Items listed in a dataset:
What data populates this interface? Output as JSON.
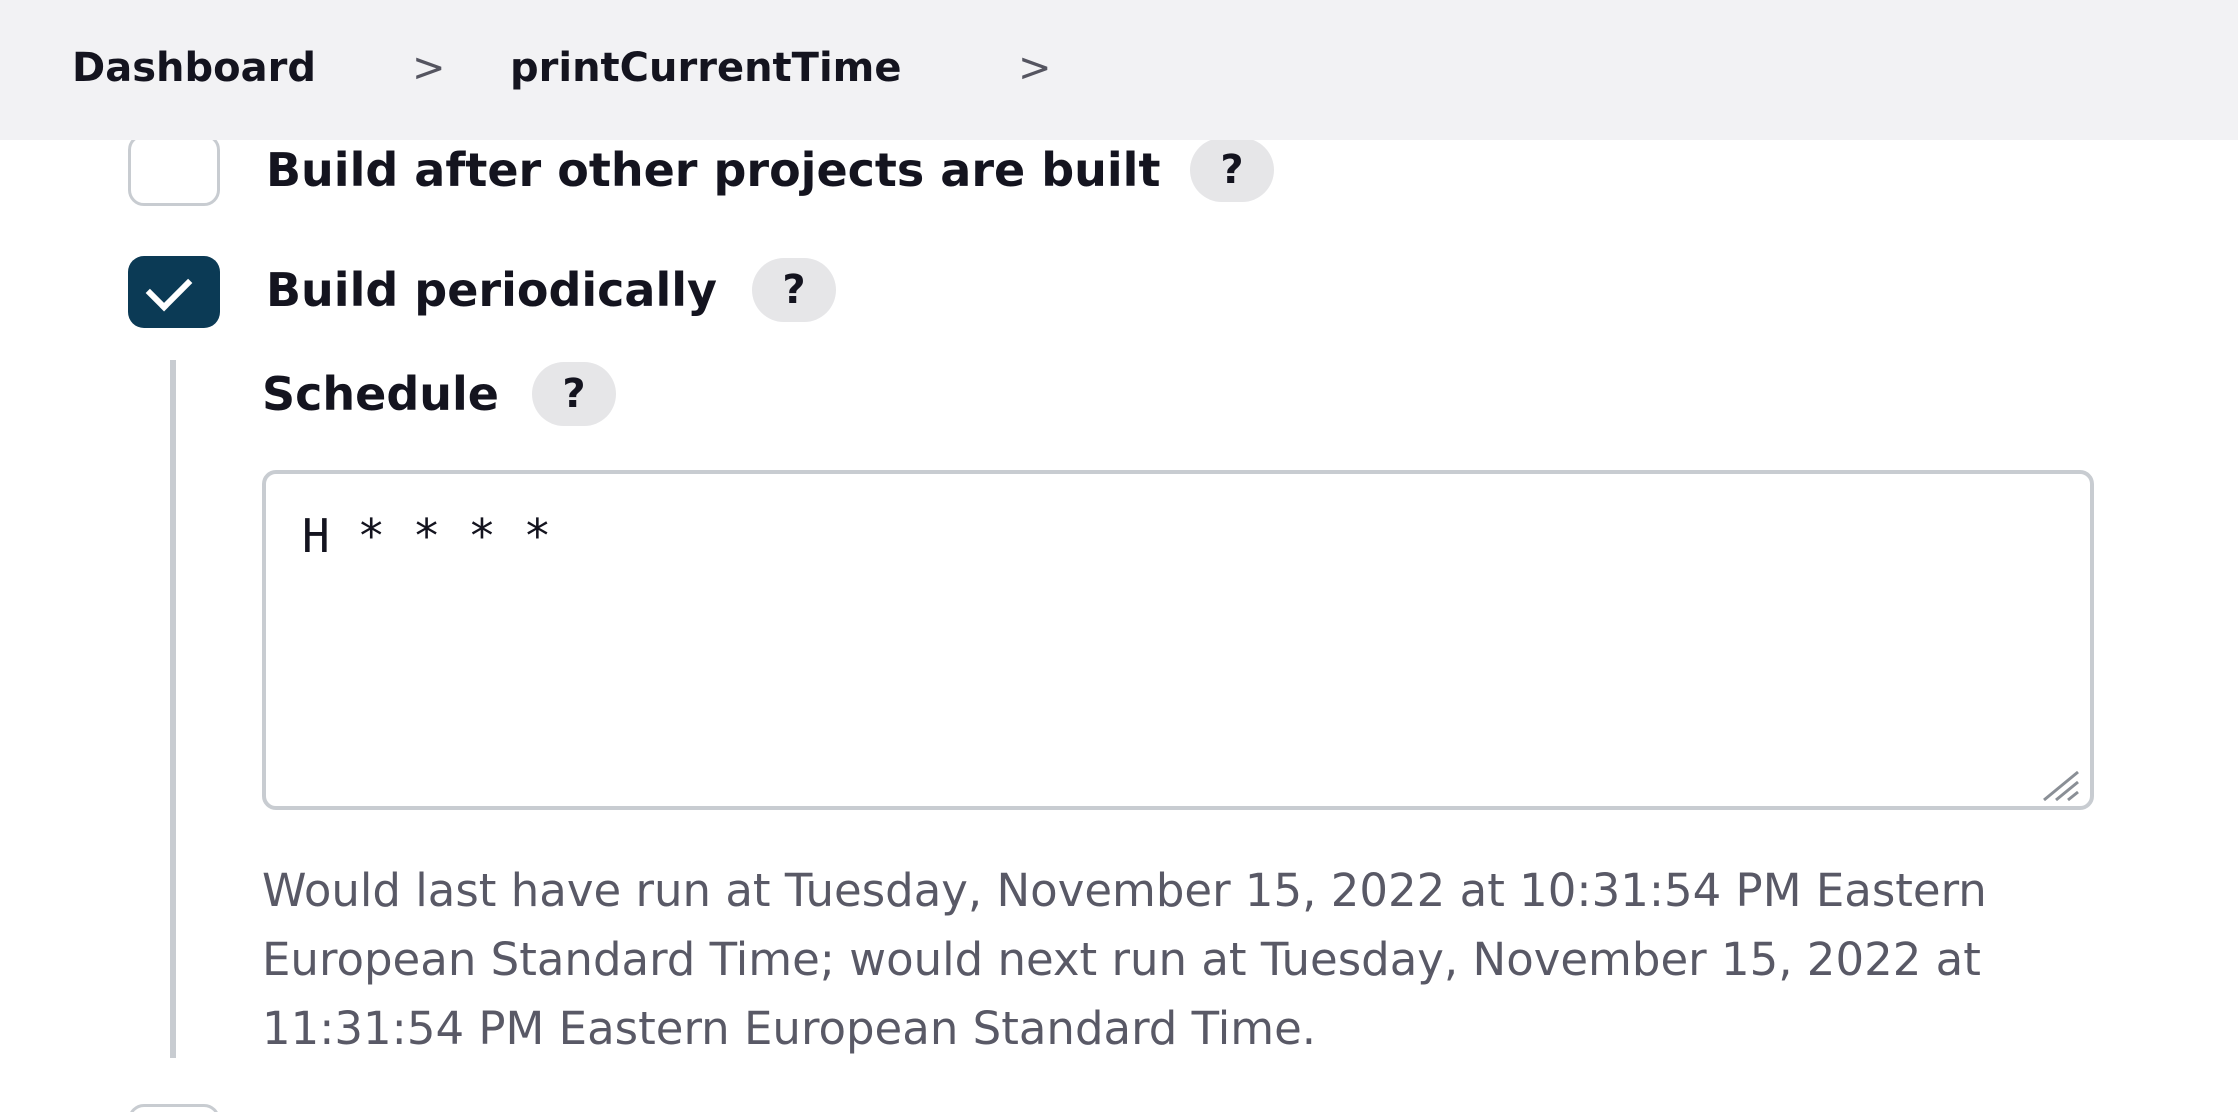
{
  "breadcrumb": {
    "items": [
      "Dashboard",
      "printCurrentTime"
    ],
    "separator": ">"
  },
  "triggers": {
    "build_after_other": {
      "label": "Build after other projects are built",
      "checked": false,
      "help": "?"
    },
    "build_periodically": {
      "label": "Build periodically",
      "checked": true,
      "help": "?"
    }
  },
  "schedule": {
    "label": "Schedule",
    "help": "?",
    "value": "H * * * *",
    "info": "Would last have run at Tuesday, November 15, 2022 at 10:31:54 PM Eastern European Standard Time; would next run at Tuesday, November 15, 2022 at 11:31:54 PM Eastern European Standard Time."
  },
  "colors": {
    "accent": "#0b3a55",
    "header_bg": "#f2f2f4",
    "border": "#c8ccd1",
    "muted_text": "#595966"
  },
  "icons": {
    "separator": "chevron-right-icon",
    "check": "checkmark-icon",
    "resize": "resize-handle-icon"
  }
}
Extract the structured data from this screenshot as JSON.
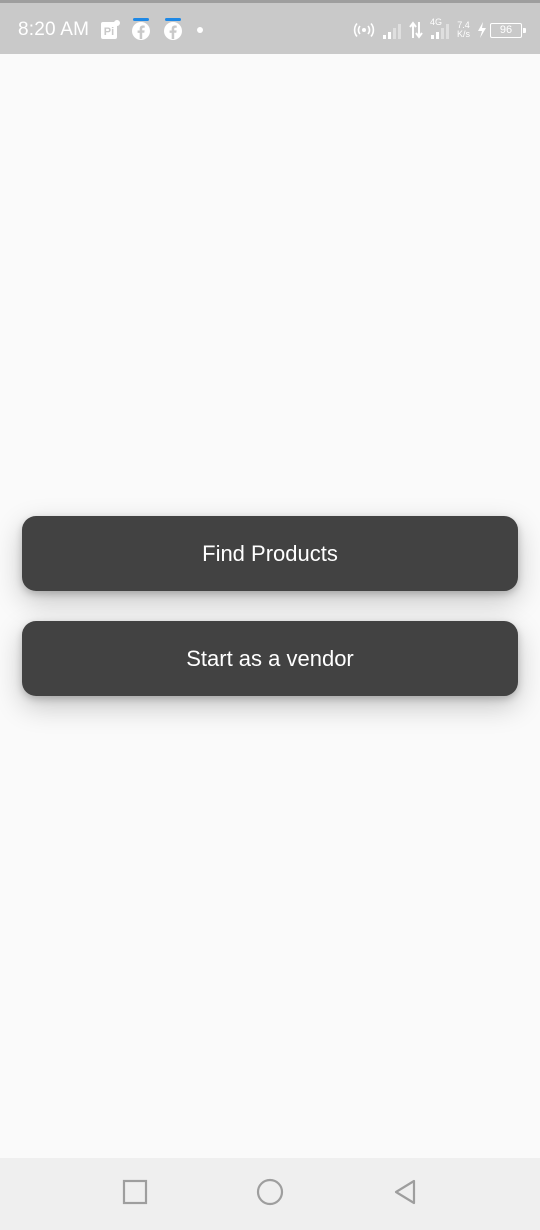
{
  "status_bar": {
    "time": "8:20 AM",
    "network_type": "4G",
    "speed_value": "7.4",
    "speed_unit": "K/s",
    "battery_level": "96",
    "icons": [
      "pi-notification-icon",
      "facebook-icon",
      "facebook-icon",
      "more-dot-icon",
      "hotspot-icon",
      "signal-icon",
      "data-arrows-icon",
      "signal-4g-icon",
      "charging-icon"
    ]
  },
  "main": {
    "find_products_label": "Find Products",
    "start_vendor_label": "Start as a vendor"
  },
  "navigation": {
    "icons": [
      "recents-square-icon",
      "home-circle-icon",
      "back-triangle-icon"
    ]
  },
  "colors": {
    "button_bg": "#424242",
    "button_text": "#ffffff",
    "background": "#fafafa",
    "status_bar_bg": "#c9c9c9",
    "nav_bar_bg": "#efefef",
    "facebook_accent": "#1e88e5"
  }
}
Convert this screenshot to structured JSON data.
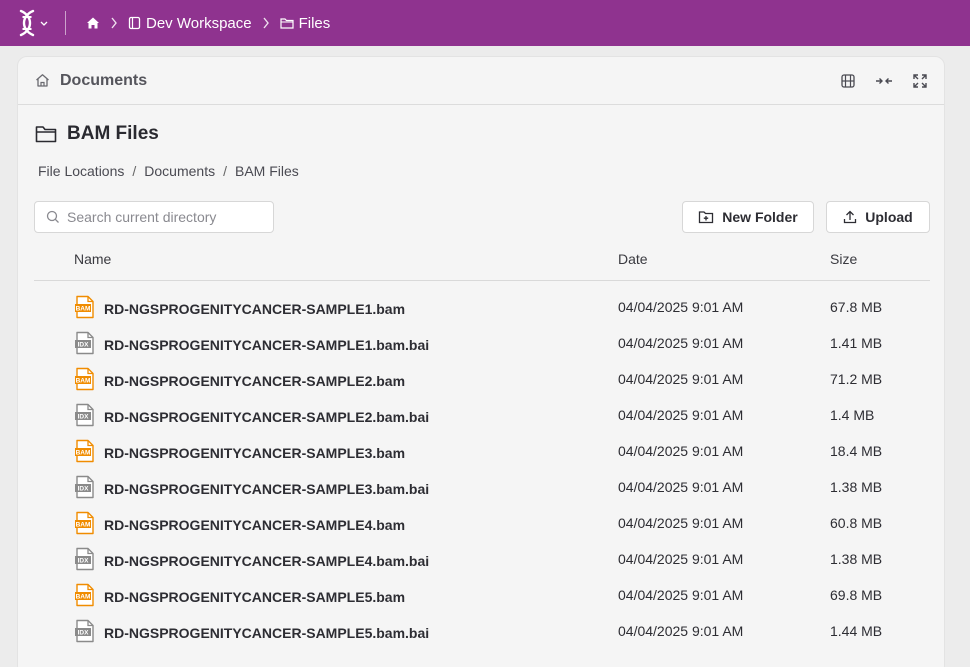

▶ _THE REQUEST_
The line that contains "Extract the structured" begins the part to retype, and the last line of the records above ends it. Retype both and everything between, exactly, without the pictures.

▶ _ANSWER TO THIS EXERCISE_
Extract the structured data from this screenshot as JSON.
{
  "status_bar": {
    "time": "8:20 AM",
    "network_type": "4G",
    "speed_value": "7.4",
    "speed_unit": "K/s",
    "battery_level": "96",
    "icons": [
      "pi-notification-icon",
      "facebook-icon",
      "facebook-icon",
      "more-dot-icon",
      "hotspot-icon",
      "signal-icon",
      "data-arrows-icon",
      "signal-4g-icon",
      "charging-icon"
    ]
  },
  "main": {
    "find_products_label": "Find Products",
    "start_vendor_label": "Start as a vendor"
  },
  "navigation": {
    "icons": [
      "recents-square-icon",
      "home-circle-icon",
      "back-triangle-icon"
    ]
  },
  "colors": {
    "button_bg": "#424242",
    "button_text": "#ffffff",
    "background": "#fafafa",
    "status_bar_bg": "#c9c9c9",
    "nav_bar_bg": "#efefef",
    "facebook_accent": "#1e88e5"
  }
}
Convert this screenshot to structured JSON data.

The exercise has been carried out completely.